In the listing below, rewrite everything from the line containing "woman-head bbox=[298, 327, 332, 361]" down to the line containing "men-previous: (44 %)". Replace "woman" with "female" and leave everything else unchanged.

SUPPLIED DATA =
━━━━━━━━━━━━━━━━━━━━━━━━━━━━━━
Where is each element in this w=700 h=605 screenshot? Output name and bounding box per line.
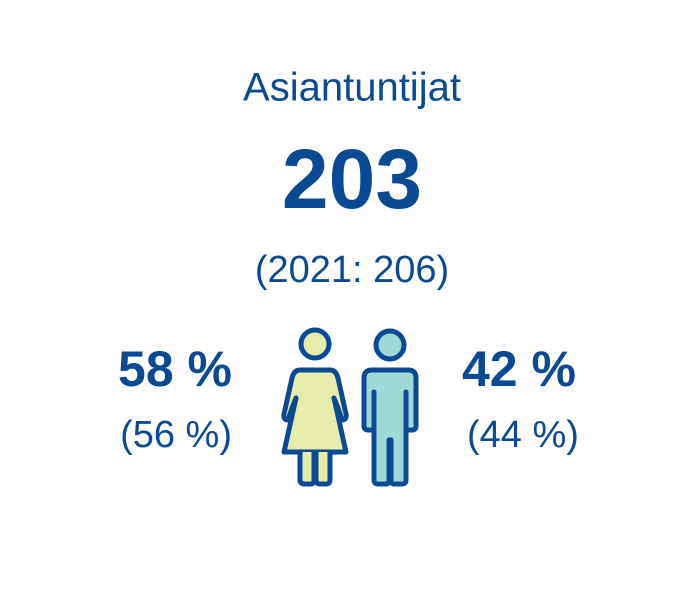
woman-head bbox=[298, 327, 332, 361]
woman-icon bbox=[281, 327, 349, 487]
woman-legs bbox=[297, 449, 333, 487]
man-head bbox=[373, 328, 407, 362]
title: Asiantuntijat bbox=[243, 66, 461, 110]
men-previous: (44 %) bbox=[467, 414, 579, 456]
woman-body bbox=[281, 367, 349, 455]
women-share: 58 % bbox=[118, 341, 232, 397]
man-icon bbox=[361, 328, 419, 487]
women-previous: (56 %) bbox=[120, 414, 232, 456]
total-previous: (2021: 206) bbox=[255, 249, 449, 291]
man-body bbox=[361, 367, 419, 487]
man-arms bbox=[371, 389, 409, 433]
total-value: 203 bbox=[282, 132, 422, 226]
men-share: 42 % bbox=[462, 341, 576, 397]
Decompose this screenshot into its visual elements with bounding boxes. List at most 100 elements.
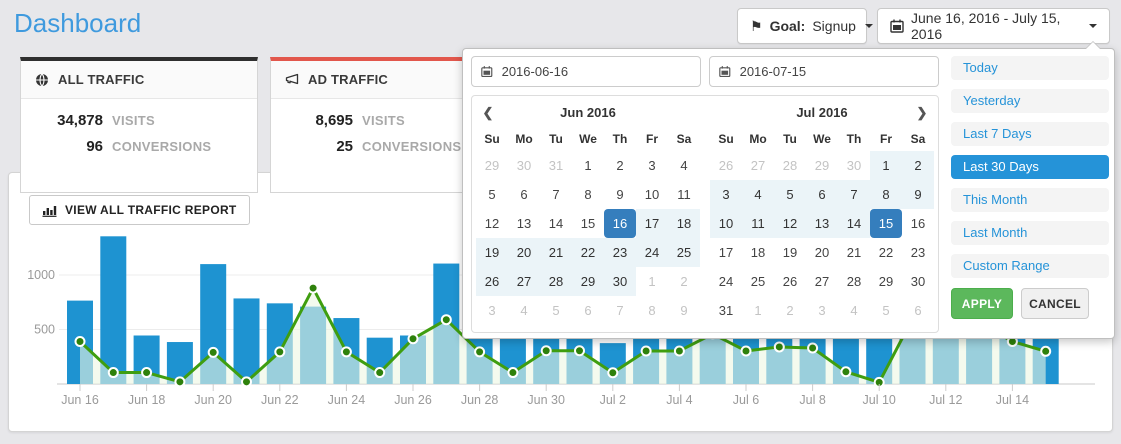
calendar-day-selected[interactable]: 15 [870, 209, 902, 238]
calendar-day[interactable]: 23 [604, 238, 636, 267]
calendar-day[interactable]: 28 [846, 274, 862, 289]
calendar-day[interactable]: 5 [882, 303, 890, 318]
calendar-day[interactable]: 12 [774, 209, 806, 238]
calendar-day[interactable]: 26 [718, 158, 734, 173]
calendar-day[interactable]: 30 [910, 274, 926, 289]
calendar-day[interactable]: 6 [584, 303, 592, 318]
calendar-day[interactable]: 26 [476, 267, 508, 296]
preset-last-month[interactable]: Last Month [951, 221, 1109, 245]
calendar-day[interactable]: 3 [818, 303, 826, 318]
line-point[interactable] [107, 367, 119, 379]
calendar-day[interactable]: 22 [878, 245, 894, 260]
calendar-day[interactable]: 29 [572, 267, 604, 296]
preset-today[interactable]: Today [951, 56, 1109, 80]
calendar-day[interactable]: 31 [548, 158, 564, 173]
calendar-day[interactable]: 27 [750, 158, 766, 173]
line-point[interactable] [307, 282, 319, 294]
calendar-day[interactable]: 17 [636, 209, 668, 238]
calendar-day[interactable]: 18 [750, 245, 766, 260]
calendar-day[interactable]: 27 [508, 267, 540, 296]
line-point[interactable] [673, 345, 685, 357]
cancel-button[interactable]: CANCEL [1021, 288, 1089, 319]
calendar-day[interactable]: 12 [484, 216, 500, 231]
calendar-day[interactable]: 6 [520, 187, 528, 202]
line-point[interactable] [74, 335, 86, 347]
calendar-day[interactable]: 8 [584, 187, 592, 202]
calendar-day[interactable]: 9 [680, 303, 688, 318]
calendar-day[interactable]: 2 [616, 158, 624, 173]
calendar-day[interactable]: 15 [580, 216, 596, 231]
line-point[interactable] [241, 376, 252, 388]
calendar-day[interactable]: 28 [782, 158, 798, 173]
calendar-day[interactable]: 5 [552, 303, 560, 318]
calendar-day[interactable]: 3 [648, 158, 656, 173]
calendar-day[interactable]: 11 [677, 187, 691, 202]
calendar-day[interactable]: 2 [902, 151, 934, 180]
line-point[interactable] [207, 346, 219, 358]
calendar-day[interactable]: 31 [718, 303, 734, 318]
calendar-day[interactable]: 9 [902, 180, 934, 209]
calendar-day[interactable]: 10 [710, 209, 742, 238]
line-point[interactable] [807, 342, 819, 354]
line-point[interactable] [374, 367, 386, 379]
line-point[interactable] [440, 314, 452, 326]
preset-last-30-days[interactable]: Last 30 Days [951, 155, 1109, 179]
calendar-day[interactable]: 1 [870, 151, 902, 180]
calendar-day[interactable]: 7 [552, 187, 560, 202]
calendar-day[interactable]: 2 [680, 274, 688, 289]
line-point[interactable] [1040, 345, 1052, 357]
calendar-day[interactable]: 30 [604, 267, 636, 296]
calendar-day[interactable]: 3 [710, 180, 742, 209]
line-point[interactable] [607, 367, 619, 379]
line-point[interactable] [340, 346, 352, 358]
calendar-day[interactable]: 1 [648, 274, 656, 289]
calendar-day[interactable]: 30 [516, 158, 532, 173]
calendar-day[interactable]: 8 [870, 180, 902, 209]
calendar-day[interactable]: 4 [520, 303, 528, 318]
calendar-day[interactable]: 21 [540, 238, 572, 267]
line-point[interactable] [540, 345, 552, 357]
calendar-day[interactable]: 26 [782, 274, 798, 289]
calendar-day[interactable]: 29 [814, 158, 830, 173]
calendar-day[interactable]: 6 [914, 303, 922, 318]
line-point[interactable] [474, 346, 486, 358]
calendar-day[interactable]: 28 [540, 267, 572, 296]
start-date-input[interactable] [499, 63, 691, 80]
calendar-day[interactable]: 13 [516, 216, 532, 231]
calendar-day[interactable]: 6 [806, 180, 838, 209]
calendar-day[interactable]: 25 [668, 238, 700, 267]
prev-month-button[interactable]: ❮ [482, 105, 494, 120]
calendar-day[interactable]: 25 [750, 274, 766, 289]
calendar-day[interactable]: 10 [644, 187, 660, 202]
calendar-day[interactable]: 5 [774, 180, 806, 209]
line-point[interactable] [507, 367, 519, 379]
calendar-day[interactable]: 14 [548, 216, 564, 231]
line-point[interactable] [174, 376, 186, 388]
apply-button[interactable]: APPLY [951, 288, 1013, 319]
line-point[interactable] [773, 341, 785, 353]
calendar-day[interactable]: 24 [636, 238, 668, 267]
calendar-day[interactable]: 5 [488, 187, 496, 202]
calendar-day[interactable]: 7 [838, 180, 870, 209]
goal-dropdown-button[interactable]: ⚑ Goal: Signup [737, 8, 873, 44]
next-month-button[interactable]: ❯ [916, 105, 928, 120]
calendar-day[interactable]: 1 [584, 158, 592, 173]
line-point[interactable] [840, 366, 852, 378]
visits-bar[interactable] [100, 236, 127, 384]
line-point[interactable] [640, 345, 652, 357]
calendar-day[interactable]: 2 [786, 303, 794, 318]
line-point[interactable] [574, 345, 585, 357]
line-point[interactable] [274, 346, 286, 358]
calendar-day[interactable]: 29 [878, 274, 894, 289]
line-point[interactable] [740, 345, 752, 357]
calendar-day[interactable]: 14 [838, 209, 870, 238]
preset-last-7-days[interactable]: Last 7 Days [951, 122, 1109, 146]
calendar-day[interactable]: 27 [814, 274, 830, 289]
preset-yesterday[interactable]: Yesterday [951, 89, 1109, 113]
view-all-traffic-report-button[interactable]: VIEW ALL TRAFFIC REPORT [29, 195, 250, 225]
calendar-day[interactable]: 4 [850, 303, 858, 318]
calendar-day[interactable]: 20 [508, 238, 540, 267]
calendar-day[interactable]: 29 [484, 158, 500, 173]
date-range-button[interactable]: June 16, 2016 - July 15, 2016 [877, 8, 1110, 44]
calendar-day[interactable]: 16 [910, 216, 926, 231]
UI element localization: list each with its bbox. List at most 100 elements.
━━━━━━━━━━━━━━━━━━━━━━━━━━━━━━
PROBLEM SOLUTION =
female-head bbox=[298, 327, 332, 361]
female-icon bbox=[281, 327, 349, 487]
female-legs bbox=[297, 449, 333, 487]
man-head bbox=[373, 328, 407, 362]
title: Asiantuntijat bbox=[243, 66, 461, 110]
men-previous: (44 %) bbox=[467, 414, 579, 456]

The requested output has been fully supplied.